---- RECORDS FOR THIS TASK
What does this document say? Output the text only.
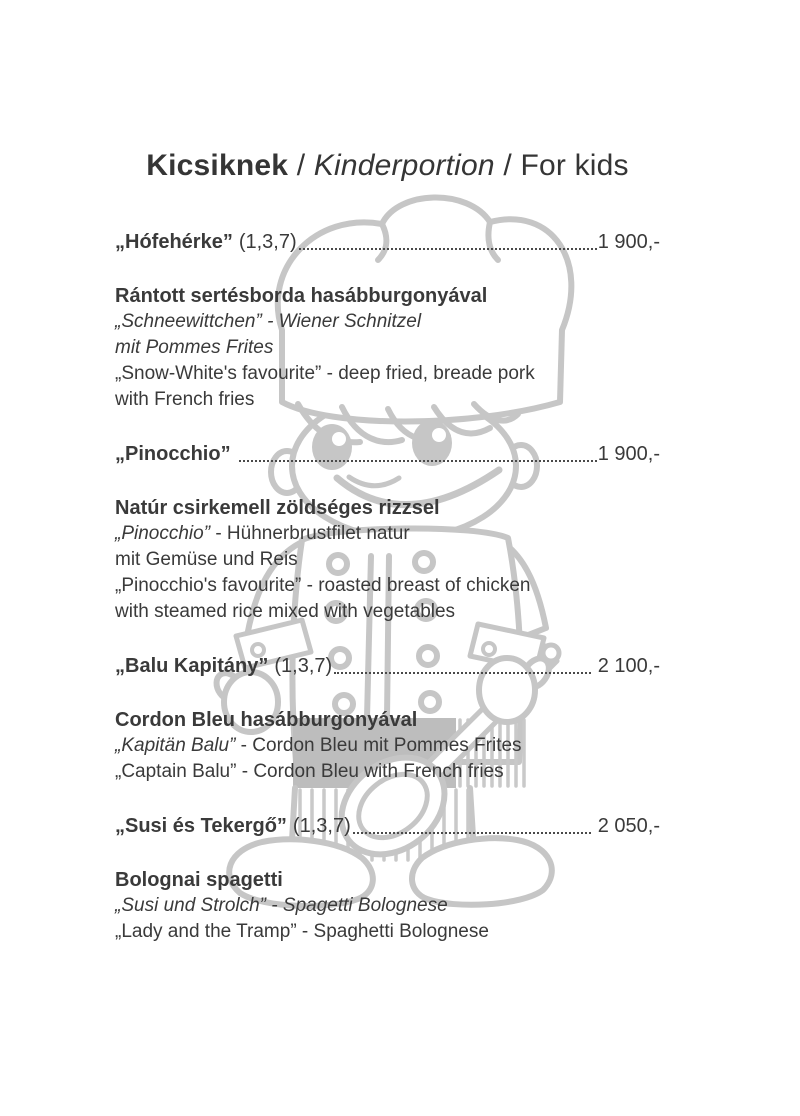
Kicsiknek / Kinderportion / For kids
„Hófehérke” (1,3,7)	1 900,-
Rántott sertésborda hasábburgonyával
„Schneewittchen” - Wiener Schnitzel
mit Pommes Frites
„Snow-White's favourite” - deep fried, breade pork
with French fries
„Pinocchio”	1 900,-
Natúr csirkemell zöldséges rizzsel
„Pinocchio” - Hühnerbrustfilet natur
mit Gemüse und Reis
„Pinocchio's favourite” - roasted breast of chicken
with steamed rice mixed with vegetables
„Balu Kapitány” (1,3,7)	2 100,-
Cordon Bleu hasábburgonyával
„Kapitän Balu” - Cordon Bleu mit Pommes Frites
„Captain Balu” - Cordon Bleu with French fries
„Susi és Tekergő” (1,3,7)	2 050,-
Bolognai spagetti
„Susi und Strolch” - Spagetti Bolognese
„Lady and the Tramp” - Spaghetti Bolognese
--------
---- RECORDS FOR THIS TASK
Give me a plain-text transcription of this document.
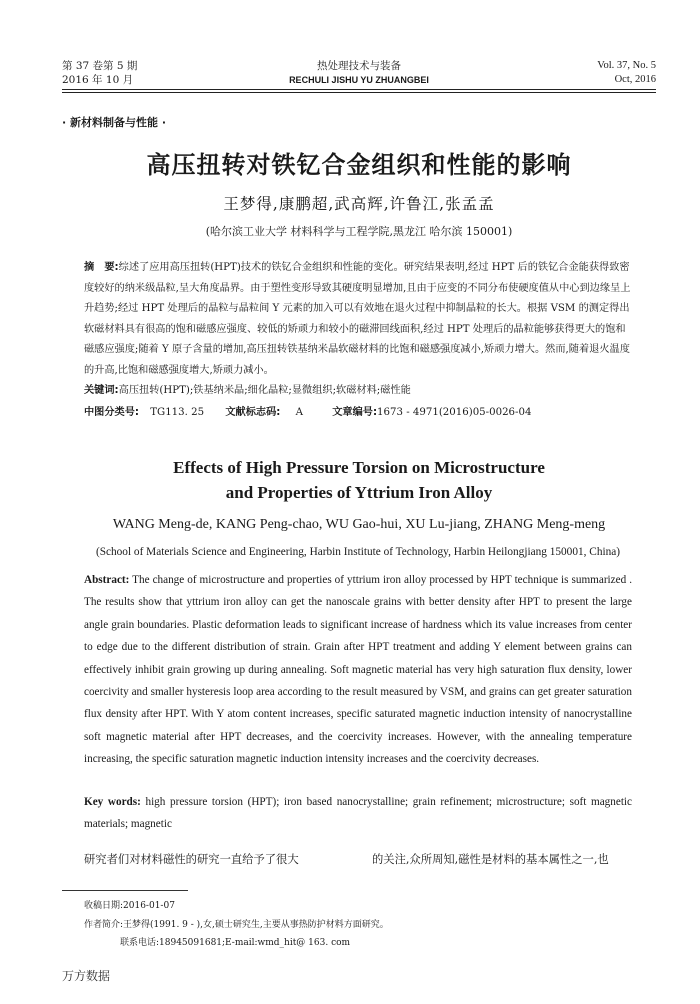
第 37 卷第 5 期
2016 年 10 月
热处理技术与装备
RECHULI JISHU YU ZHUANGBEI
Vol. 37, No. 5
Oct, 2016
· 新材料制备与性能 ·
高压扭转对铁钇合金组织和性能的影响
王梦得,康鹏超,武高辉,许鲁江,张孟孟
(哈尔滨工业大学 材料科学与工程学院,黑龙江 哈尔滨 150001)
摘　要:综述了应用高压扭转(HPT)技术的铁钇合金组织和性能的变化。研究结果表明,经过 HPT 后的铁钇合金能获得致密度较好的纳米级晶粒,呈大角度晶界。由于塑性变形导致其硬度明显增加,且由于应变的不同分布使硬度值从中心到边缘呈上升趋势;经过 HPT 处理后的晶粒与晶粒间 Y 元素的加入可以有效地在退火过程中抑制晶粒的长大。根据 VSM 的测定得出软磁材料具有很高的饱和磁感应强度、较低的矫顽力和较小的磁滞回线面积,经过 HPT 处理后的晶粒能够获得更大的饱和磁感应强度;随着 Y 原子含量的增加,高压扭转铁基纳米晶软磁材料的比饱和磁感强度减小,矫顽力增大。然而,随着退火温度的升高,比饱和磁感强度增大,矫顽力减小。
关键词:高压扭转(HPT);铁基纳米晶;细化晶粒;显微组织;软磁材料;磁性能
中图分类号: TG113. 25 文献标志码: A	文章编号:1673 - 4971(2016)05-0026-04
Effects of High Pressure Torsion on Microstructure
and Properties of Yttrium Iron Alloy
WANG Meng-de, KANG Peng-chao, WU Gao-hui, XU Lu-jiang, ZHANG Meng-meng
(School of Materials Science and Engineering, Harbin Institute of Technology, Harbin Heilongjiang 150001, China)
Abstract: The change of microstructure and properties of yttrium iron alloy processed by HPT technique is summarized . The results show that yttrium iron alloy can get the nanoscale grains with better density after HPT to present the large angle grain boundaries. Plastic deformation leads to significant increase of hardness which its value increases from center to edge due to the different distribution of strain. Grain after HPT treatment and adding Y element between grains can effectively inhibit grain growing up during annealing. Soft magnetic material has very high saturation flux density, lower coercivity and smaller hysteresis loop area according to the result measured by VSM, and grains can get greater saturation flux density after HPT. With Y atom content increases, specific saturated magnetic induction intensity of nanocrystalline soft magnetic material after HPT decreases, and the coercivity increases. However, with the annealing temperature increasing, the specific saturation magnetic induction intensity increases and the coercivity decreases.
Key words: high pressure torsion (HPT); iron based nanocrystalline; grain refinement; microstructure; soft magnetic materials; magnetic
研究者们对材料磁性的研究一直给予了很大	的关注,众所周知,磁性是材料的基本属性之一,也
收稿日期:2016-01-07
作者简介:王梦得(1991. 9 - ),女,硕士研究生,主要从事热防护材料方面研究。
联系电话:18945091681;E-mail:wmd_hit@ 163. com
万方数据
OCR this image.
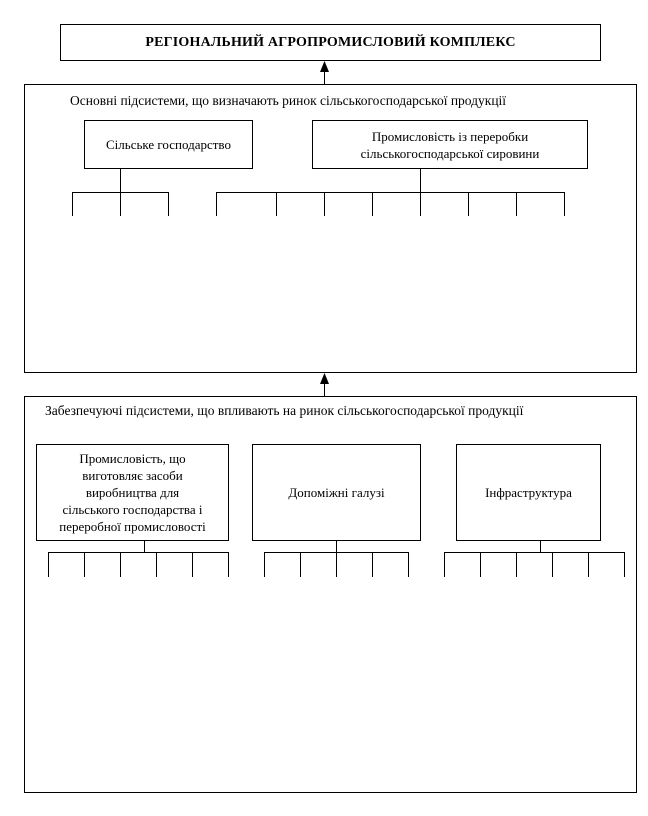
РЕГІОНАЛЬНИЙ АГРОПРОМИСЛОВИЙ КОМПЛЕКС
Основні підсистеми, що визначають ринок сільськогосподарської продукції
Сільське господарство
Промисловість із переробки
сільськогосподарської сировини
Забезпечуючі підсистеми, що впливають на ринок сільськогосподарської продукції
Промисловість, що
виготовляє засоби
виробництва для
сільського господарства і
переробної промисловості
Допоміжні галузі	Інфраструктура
--------
SET EXERCISE |
Take every line from the data that contains the word "magnetic".

RESULT OF THE EXERCISE |
Abstract: The change of microstructure and properties of yttrium iron alloy processed by HPT technique is summarized . The results show that yttrium iron alloy can get the nanoscale grains with better density after HPT to present the large angle grain boundaries. Plastic deformation leads to significant increase of hardness which its value increases from center to edge due to the different distribution of strain. Grain after HPT treatment and adding Y element between grains can effectively inhibit grain growing up during annealing. Soft magnetic material has very high saturation flux density, lower coercivity and smaller hysteresis loop area according to the result measured by VSM, and grains can get greater saturation flux density after HPT. With Y atom content increases, specific saturated magnetic induction intensity of nanocrystalline soft magnetic material after HPT decreases, and the coercivity increases. However, with the annealing temperature increasing, the specific saturation magnetic induction intensity increases and the coercivity decreases.
Key words: high pressure torsion (HPT); iron based nanocrystalline; grain refinement; microstructure; soft magnetic materials; magnetic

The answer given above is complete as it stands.